### [Written request]
Each entry below is to be written out exactly, and the pictures are to be left out.

[Stored data]
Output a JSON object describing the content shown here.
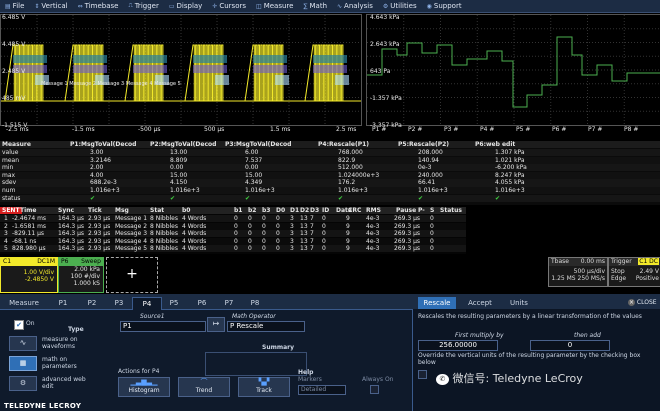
{
  "menubar": {
    "items": [
      {
        "icon": "file-icon",
        "label": "File"
      },
      {
        "icon": "vertical-icon",
        "label": "Vertical"
      },
      {
        "icon": "timebase-icon",
        "label": "Timebase"
      },
      {
        "icon": "trigger-icon",
        "label": "Trigger"
      },
      {
        "icon": "display-icon",
        "label": "Display"
      },
      {
        "icon": "cursors-icon",
        "label": "Cursors"
      },
      {
        "icon": "measure-icon",
        "label": "Measure"
      },
      {
        "icon": "math-icon",
        "label": "Math"
      },
      {
        "icon": "analysis-icon",
        "label": "Analysis"
      },
      {
        "icon": "utilities-icon",
        "label": "Utilities"
      },
      {
        "icon": "support-icon",
        "label": "Support"
      }
    ]
  },
  "left_grid": {
    "y_labels": [
      "6.485 V",
      "4.485 V",
      "2.485 V",
      "485 mV",
      "-1.515 V"
    ],
    "x_labels": [
      "-2.5 ms",
      "-1.5 ms",
      "-500 µs",
      "500 µs",
      "1.5 ms",
      "2.5 ms"
    ],
    "trace_text": "Message 1 Message 2 Message 3 Message 4 Message 5"
  },
  "right_grid": {
    "y_labels": [
      "4.643 kPa",
      "2.643 kPa",
      "643 Pa",
      "-1.357 kPa",
      "-3.357 kPa"
    ],
    "x_labels": [
      "P1 #",
      "P2 #",
      "P3 #",
      "P4 #",
      "P5 #",
      "P6 #",
      "P7 #",
      "P8 #"
    ]
  },
  "measure": {
    "headers": [
      "Measure",
      "P1:MsgToVal(Decod",
      "P2:MsgToVal(Decod",
      "P3:MsgToVal(Decod",
      "P4:Rescale(P1)",
      "P5:Rescale(P2)",
      "P6:web edit"
    ],
    "rows": [
      [
        "value",
        "3.00",
        "13.00",
        "6.00",
        "768.000",
        "208.000",
        "1.307 kPa"
      ],
      [
        "mean",
        "3.2146",
        "8.809",
        "7.537",
        "822.9",
        "140.94",
        "1.021 kPa"
      ],
      [
        "min",
        "2.00",
        "0.00",
        "0.00",
        "512.000",
        "0e-3",
        "-6.200 kPa"
      ],
      [
        "max",
        "4.00",
        "15.00",
        "15.00",
        "1.024000e+3",
        "240.000",
        "8.247 kPa"
      ],
      [
        "sdev",
        "688.2e-3",
        "4.150",
        "4.349",
        "176.2",
        "66.41",
        "4.055 kPa"
      ],
      [
        "num",
        "1.016e+3",
        "1.016e+3",
        "1.016e+3",
        "1.016e+3",
        "1.016e+3",
        "1.016e+3"
      ],
      [
        "status",
        "✔",
        "✔",
        "✔",
        "✔",
        "✔",
        "✔"
      ]
    ]
  },
  "decode": {
    "headers": [
      "SENT",
      "Time",
      "Sync",
      "Tick",
      "Msg",
      "Stat",
      "b0",
      "b1",
      "b2",
      "b3",
      "D0",
      "D1",
      "D2",
      "D3",
      "ID",
      "Data",
      "CRC",
      "RMS",
      "Pause",
      "P-",
      "S",
      "Status"
    ],
    "rows": [
      [
        "1",
        "-2.4674 ms",
        "164.3 µs",
        "2.93 µs",
        "Message 1",
        "8 Nibbles",
        "4 Words",
        "0",
        "0",
        "0",
        "0",
        "3",
        "13",
        "7",
        "0",
        "9",
        "4e-3",
        "269.3 µs",
        "0"
      ],
      [
        "2",
        "-1.6581 ms",
        "164.3 µs",
        "2.93 µs",
        "Message 2",
        "8 Nibbles",
        "4 Words",
        "0",
        "0",
        "0",
        "0",
        "3",
        "13",
        "7",
        "0",
        "9",
        "4e-3",
        "269.3 µs",
        "0"
      ],
      [
        "3",
        "-829.11 µs",
        "164.3 µs",
        "2.93 µs",
        "Message 3",
        "8 Nibbles",
        "4 Words",
        "0",
        "0",
        "0",
        "0",
        "3",
        "13",
        "7",
        "0",
        "9",
        "4e-3",
        "269.3 µs",
        "0"
      ],
      [
        "4",
        "-68.1 ns",
        "164.3 µs",
        "2.93 µs",
        "Message 4",
        "8 Nibbles",
        "4 Words",
        "0",
        "0",
        "0",
        "0",
        "3",
        "13",
        "7",
        "0",
        "9",
        "4e-3",
        "269.3 µs",
        "0"
      ],
      [
        "5",
        "828.980 µs",
        "164.3 µs",
        "2.93 µs",
        "Message 5",
        "8 Nibbles",
        "4 Words",
        "0",
        "0",
        "0",
        "0",
        "3",
        "13",
        "7",
        "0",
        "9",
        "4e-3",
        "269.3 µs",
        "0"
      ]
    ]
  },
  "channels": {
    "c1": {
      "tag": "C1",
      "badge": "DC1M",
      "l1": "1.00 V/div",
      "l2": "-2.4850 V"
    },
    "p6": {
      "tag": "P6",
      "badge": "Sweep",
      "l1": "2.00 kPa",
      "l2": "100 #/div",
      "l3": "1.000 kS"
    },
    "tbase": {
      "tag": "Tbase",
      "val": "0.00 ms",
      "l1": "500 µs/div",
      "l2": "1.25 MS  250 MS/s"
    },
    "trigger": {
      "tag": "Trigger",
      "badge": "C1 DC",
      "l1": "Stop",
      "v1": "2.49 V",
      "l2": "Edge",
      "v2": "Positive"
    }
  },
  "dialog": {
    "tabs": [
      "Measure",
      "P1",
      "P2",
      "P3",
      "P4",
      "P5",
      "P6",
      "P7",
      "P8"
    ],
    "right_tabs": [
      "Rescale",
      "Accept",
      "Units"
    ],
    "close_label": "CLOSE",
    "on_label": "On",
    "type_label": "Type",
    "type_options": [
      "measure on waveforms",
      "math on parameters",
      "advanced web edit"
    ],
    "source_label": "Source1",
    "source_value": "P1",
    "operator_label": "Math Operator",
    "operator_value": "P Rescale",
    "summary_label": "Summary",
    "actions_label": "Actions for P4",
    "help_label": "Help",
    "action_buttons": [
      "Histogram",
      "Trend",
      "Track"
    ],
    "markers_label": "Markers",
    "markers_value": "Detailed",
    "always_on_label": "Always On",
    "rescale_desc": "Rescales the resulting parameters by a linear transformation of the values",
    "first_multiply_label": "First multiply by",
    "first_multiply_value": "256.00000",
    "then_add_label": "then add",
    "then_add_value": "0",
    "override_text": "Override the vertical units of the resulting parameter by the checking box below"
  },
  "footer": {
    "logo": "TELEDYNE LECROY"
  },
  "watermark": "微信号: Teledyne LeCroy",
  "colors": {
    "ch1": "#f2e92a",
    "p6": "#4caf50",
    "accent": "#2f6fb6",
    "sent_tag": "#d61f1f"
  }
}
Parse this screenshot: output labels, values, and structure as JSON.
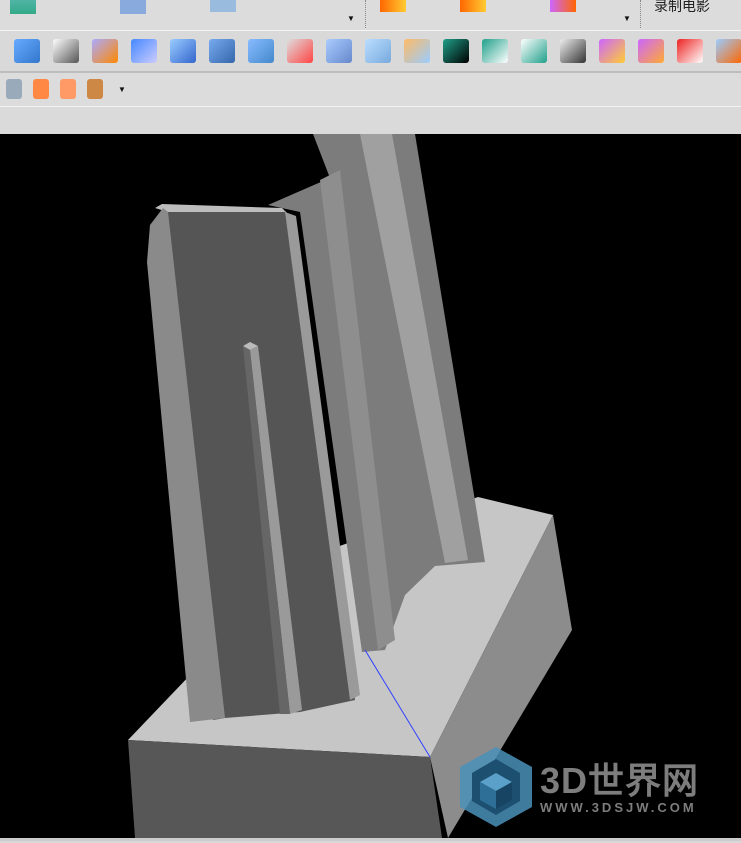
{
  "toolbar_top": {
    "record_movie_label": "录制电影"
  },
  "toolbar_main": {
    "icons": [
      "extrude-icon",
      "offset-region-icon",
      "emboss-icon",
      "pattern-face-icon",
      "replace-face-icon",
      "draft-body-icon",
      "thicken-icon",
      "sweep-icon",
      "split-body-icon",
      "move-body-icon",
      "trim-body-icon",
      "divide-face-icon",
      "unite-icon",
      "subtract-icon",
      "intersect-icon",
      "dimension-icon",
      "synchronous-icon",
      "delete-body-icon",
      "red-box-icon",
      "split-face-icon"
    ]
  },
  "toolbar_third": {
    "icons": [
      "point-icon",
      "rotate-icon",
      "snap-icon",
      "assembly-icon"
    ]
  },
  "watermark": {
    "title": "3D世界网",
    "url": "WWW.3DSJW.COM"
  },
  "colors": {
    "viewport_bg": "#000000",
    "toolbar_bg": "#dcdcdc",
    "accent_teal": "#1fa08a"
  }
}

### [Output for this task]
Output a JSON object describing the content shown here.
{
  "menubar": {
    "items": [
      {
        "icon": "file-icon",
        "label": "File"
      },
      {
        "icon": "vertical-icon",
        "label": "Vertical"
      },
      {
        "icon": "timebase-icon",
        "label": "Timebase"
      },
      {
        "icon": "trigger-icon",
        "label": "Trigger"
      },
      {
        "icon": "display-icon",
        "label": "Display"
      },
      {
        "icon": "cursors-icon",
        "label": "Cursors"
      },
      {
        "icon": "measure-icon",
        "label": "Measure"
      },
      {
        "icon": "math-icon",
        "label": "Math"
      },
      {
        "icon": "analysis-icon",
        "label": "Analysis"
      },
      {
        "icon": "utilities-icon",
        "label": "Utilities"
      },
      {
        "icon": "support-icon",
        "label": "Support"
      }
    ]
  },
  "left_grid": {
    "y_labels": [
      "6.485 V",
      "4.485 V",
      "2.485 V",
      "485 mV",
      "-1.515 V"
    ],
    "x_labels": [
      "-2.5 ms",
      "-1.5 ms",
      "-500 µs",
      "500 µs",
      "1.5 ms",
      "2.5 ms"
    ],
    "trace_text": "Message 1 Message 2 Message 3 Message 4 Message 5"
  },
  "right_grid": {
    "y_labels": [
      "4.643 kPa",
      "2.643 kPa",
      "643 Pa",
      "-1.357 kPa",
      "-3.357 kPa"
    ],
    "x_labels": [
      "P1 #",
      "P2 #",
      "P3 #",
      "P4 #",
      "P5 #",
      "P6 #",
      "P7 #",
      "P8 #"
    ]
  },
  "measure": {
    "headers": [
      "Measure",
      "P1:MsgToVal(Decod",
      "P2:MsgToVal(Decod",
      "P3:MsgToVal(Decod",
      "P4:Rescale(P1)",
      "P5:Rescale(P2)",
      "P6:web edit"
    ],
    "rows": [
      [
        "value",
        "3.00",
        "13.00",
        "6.00",
        "768.000",
        "208.000",
        "1.307 kPa"
      ],
      [
        "mean",
        "3.2146",
        "8.809",
        "7.537",
        "822.9",
        "140.94",
        "1.021 kPa"
      ],
      [
        "min",
        "2.00",
        "0.00",
        "0.00",
        "512.000",
        "0e-3",
        "-6.200 kPa"
      ],
      [
        "max",
        "4.00",
        "15.00",
        "15.00",
        "1.024000e+3",
        "240.000",
        "8.247 kPa"
      ],
      [
        "sdev",
        "688.2e-3",
        "4.150",
        "4.349",
        "176.2",
        "66.41",
        "4.055 kPa"
      ],
      [
        "num",
        "1.016e+3",
        "1.016e+3",
        "1.016e+3",
        "1.016e+3",
        "1.016e+3",
        "1.016e+3"
      ],
      [
        "status",
        "✔",
        "✔",
        "✔",
        "✔",
        "✔",
        "✔"
      ]
    ]
  },
  "decode": {
    "headers": [
      "SENT",
      "Time",
      "Sync",
      "Tick",
      "Msg",
      "Stat",
      "b0",
      "b1",
      "b2",
      "b3",
      "D0",
      "D1",
      "D2",
      "D3",
      "ID",
      "Data",
      "CRC",
      "RMS",
      "Pause",
      "P-",
      "S",
      "Status"
    ],
    "rows": [
      [
        "1",
        "-2.4674 ms",
        "164.3 µs",
        "2.93 µs",
        "Message 1",
        "8 Nibbles",
        "4 Words",
        "0",
        "0",
        "0",
        "0",
        "3",
        "13",
        "7",
        "0",
        "9",
        "4e-3",
        "269.3 µs",
        "0"
      ],
      [
        "2",
        "-1.6581 ms",
        "164.3 µs",
        "2.93 µs",
        "Message 2",
        "8 Nibbles",
        "4 Words",
        "0",
        "0",
        "0",
        "0",
        "3",
        "13",
        "7",
        "0",
        "9",
        "4e-3",
        "269.3 µs",
        "0"
      ],
      [
        "3",
        "-829.11 µs",
        "164.3 µs",
        "2.93 µs",
        "Message 3",
        "8 Nibbles",
        "4 Words",
        "0",
        "0",
        "0",
        "0",
        "3",
        "13",
        "7",
        "0",
        "9",
        "4e-3",
        "269.3 µs",
        "0"
      ],
      [
        "4",
        "-68.1 ns",
        "164.3 µs",
        "2.93 µs",
        "Message 4",
        "8 Nibbles",
        "4 Words",
        "0",
        "0",
        "0",
        "0",
        "3",
        "13",
        "7",
        "0",
        "9",
        "4e-3",
        "269.3 µs",
        "0"
      ],
      [
        "5",
        "828.980 µs",
        "164.3 µs",
        "2.93 µs",
        "Message 5",
        "8 Nibbles",
        "4 Words",
        "0",
        "0",
        "0",
        "0",
        "3",
        "13",
        "7",
        "0",
        "9",
        "4e-3",
        "269.3 µs",
        "0"
      ]
    ]
  },
  "channels": {
    "c1": {
      "tag": "C1",
      "badge": "DC1M",
      "l1": "1.00 V/div",
      "l2": "-2.4850 V"
    },
    "p6": {
      "tag": "P6",
      "badge": "Sweep",
      "l1": "2.00 kPa",
      "l2": "100 #/div",
      "l3": "1.000 kS"
    },
    "tbase": {
      "tag": "Tbase",
      "val": "0.00 ms",
      "l1": "500 µs/div",
      "l2": "1.25 MS  250 MS/s"
    },
    "trigger": {
      "tag": "Trigger",
      "badge": "C1 DC",
      "l1": "Stop",
      "v1": "2.49 V",
      "l2": "Edge",
      "v2": "Positive"
    }
  },
  "dialog": {
    "tabs": [
      "Measure",
      "P1",
      "P2",
      "P3",
      "P4",
      "P5",
      "P6",
      "P7",
      "P8"
    ],
    "right_tabs": [
      "Rescale",
      "Accept",
      "Units"
    ],
    "close_label": "CLOSE",
    "on_label": "On",
    "type_label": "Type",
    "type_options": [
      "measure on waveforms",
      "math on parameters",
      "advanced web edit"
    ],
    "source_label": "Source1",
    "source_value": "P1",
    "operator_label": "Math Operator",
    "operator_value": "P Rescale",
    "summary_label": "Summary",
    "actions_label": "Actions for P4",
    "help_label": "Help",
    "action_buttons": [
      "Histogram",
      "Trend",
      "Track"
    ],
    "markers_label": "Markers",
    "markers_value": "Detailed",
    "always_on_label": "Always On",
    "rescale_desc": "Rescales the resulting parameters by a linear transformation of the values",
    "first_multiply_label": "First multiply by",
    "first_multiply_value": "256.00000",
    "then_add_label": "then add",
    "then_add_value": "0",
    "override_text": "Override the vertical units of the resulting parameter by the checking box below"
  },
  "footer": {
    "logo": "TELEDYNE LECROY"
  },
  "watermark": "微信号: Teledyne LeCroy",
  "colors": {
    "ch1": "#f2e92a",
    "p6": "#4caf50",
    "accent": "#2f6fb6",
    "sent_tag": "#d61f1f"
  }
}
Parse this screenshot: output labels, values, and structure as JSON.
{
  "toolbar_top": {
    "record_movie_label": "录制电影"
  },
  "toolbar_main": {
    "icons": [
      "extrude-icon",
      "offset-region-icon",
      "emboss-icon",
      "pattern-face-icon",
      "replace-face-icon",
      "draft-body-icon",
      "thicken-icon",
      "sweep-icon",
      "split-body-icon",
      "move-body-icon",
      "trim-body-icon",
      "divide-face-icon",
      "unite-icon",
      "subtract-icon",
      "intersect-icon",
      "dimension-icon",
      "synchronous-icon",
      "delete-body-icon",
      "red-box-icon",
      "split-face-icon"
    ]
  },
  "toolbar_third": {
    "icons": [
      "point-icon",
      "rotate-icon",
      "snap-icon",
      "assembly-icon"
    ]
  },
  "watermark": {
    "title": "3D世界网",
    "url": "WWW.3DSJW.COM"
  },
  "colors": {
    "viewport_bg": "#000000",
    "toolbar_bg": "#dcdcdc",
    "accent_teal": "#1fa08a"
  }
}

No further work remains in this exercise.